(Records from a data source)
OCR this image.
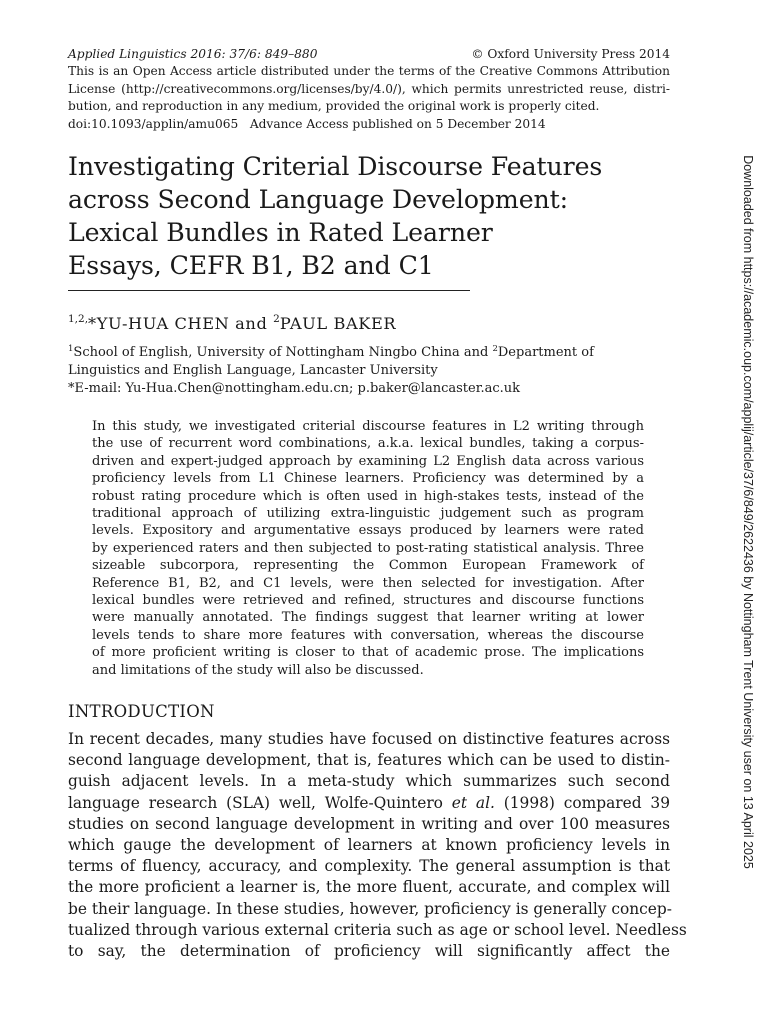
Applied Linguistics 2016: 37/6: 849–880	© Oxford University Press 2014
This is an Open Access article distributed under the terms of the Creative Commons Attribution
License (http://creativecommons.org/licenses/by/4.0/), which permits unrestricted reuse, distri-
bution, and reproduction in any medium, provided the original work is properly cited.
doi:10.1093/applin/amu065   Advance Access published on 5 December 2014
Investigating Criterial Discourse Features
across Second Language Development:
Lexical Bundles in Rated Learner
Essays, CEFR B1, B2 and C1
$^{1,2,}$*YU-HUA CHEN and $^2$PAUL BAKER
$^1$School of English, University of Nottingham Ningbo China and $^2$Department of
Linguistics and English Language, Lancaster University
*E-mail: Yu-Hua.Chen@nottingham.edu.cn; p.baker@lancaster.ac.uk
In this study, we investigated criterial discourse features in L2 writing through
the use of recurrent word combinations, a.k.a. lexical bundles, taking a corpus-
driven and expert-judged approach by examining L2 English data across various
proficiency levels from L1 Chinese learners. Proficiency was determined by a
robust rating procedure which is often used in high-stakes tests, instead of the
traditional approach of utilizing extra-linguistic judgement such as program
levels. Expository and argumentative essays produced by learners were rated
by experienced raters and then subjected to post-rating statistical analysis. Three
sizeable subcorpora, representing the Common European Framework of
Reference B1, B2, and C1 levels, were then selected for investigation. After
lexical bundles were retrieved and refined, structures and discourse functions
were manually annotated. The findings suggest that learner writing at lower
levels tends to share more features with conversation, whereas the discourse
of more proficient writing is closer to that of academic prose. The implications
and limitations of the study will also be discussed.
INTRODUCTION
In recent decades, many studies have focused on distinctive features across
second language development, that is, features which can be used to distin-
guish adjacent levels. In a meta-study which summarizes such second
language research (SLA) well, Wolfe-Quintero et al. (1998) compared 39
studies on second language development in writing and over 100 measures
which gauge the development of learners at known proficiency levels in
terms of fluency, accuracy, and complexity. The general assumption is that
the more proficient a learner is, the more fluent, accurate, and complex will
be their language. In these studies, however, proficiency is generally concep-
tualized through various external criteria such as age or school level. Needless
to say, the determination of proficiency will significantly affect the
Downloaded from https://academic.oup.com/applij/article/37/6/849/2622436 by Nottingham Trent University user on 13 April 2025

• _Problem details_
The records above are to be reproduced exactly; the pictures are to be left out.

• _Answer to this problem_
OCR this image.
Applied Linguistics 2016: 37/6: 849–880	© Oxford University Press 2014
This is an Open Access article distributed under the terms of the Creative Commons Attribution
License (http://creativecommons.org/licenses/by/4.0/), which permits unrestricted reuse, distri-
bution, and reproduction in any medium, provided the original work is properly cited.
doi:10.1093/applin/amu065   Advance Access published on 5 December 2014
Investigating Criterial Discourse Features
across Second Language Development:
Lexical Bundles in Rated Learner
Essays, CEFR B1, B2 and C1
$^{1,2,}$*YU-HUA CHEN and $^2$PAUL BAKER
$^1$School of English, University of Nottingham Ningbo China and $^2$Department of
Linguistics and English Language, Lancaster University
*E-mail: Yu-Hua.Chen@nottingham.edu.cn; p.baker@lancaster.ac.uk
In this study, we investigated criterial discourse features in L2 writing through
the use of recurrent word combinations, a.k.a. lexical bundles, taking a corpus-
driven and expert-judged approach by examining L2 English data across various
proficiency levels from L1 Chinese learners. Proficiency was determined by a
robust rating procedure which is often used in high-stakes tests, instead of the
traditional approach of utilizing extra-linguistic judgement such as program
levels. Expository and argumentative essays produced by learners were rated
by experienced raters and then subjected to post-rating statistical analysis. Three
sizeable subcorpora, representing the Common European Framework of
Reference B1, B2, and C1 levels, were then selected for investigation. After
lexical bundles were retrieved and refined, structures and discourse functions
were manually annotated. The findings suggest that learner writing at lower
levels tends to share more features with conversation, whereas the discourse
of more proficient writing is closer to that of academic prose. The implications
and limitations of the study will also be discussed.
INTRODUCTION
In recent decades, many studies have focused on distinctive features across
second language development, that is, features which can be used to distin-
guish adjacent levels. In a meta-study which summarizes such second
language research (SLA) well, Wolfe-Quintero et al. (1998) compared 39
studies on second language development in writing and over 100 measures
which gauge the development of learners at known proficiency levels in
terms of fluency, accuracy, and complexity. The general assumption is that
the more proficient a learner is, the more fluent, accurate, and complex will
be their language. In these studies, however, proficiency is generally concep-
tualized through various external criteria such as age or school level. Needless
to say, the determination of proficiency will significantly affect the
Downloaded from https://academic.oup.com/applij/article/37/6/849/2622436 by Nottingham Trent University user on 13 April 2025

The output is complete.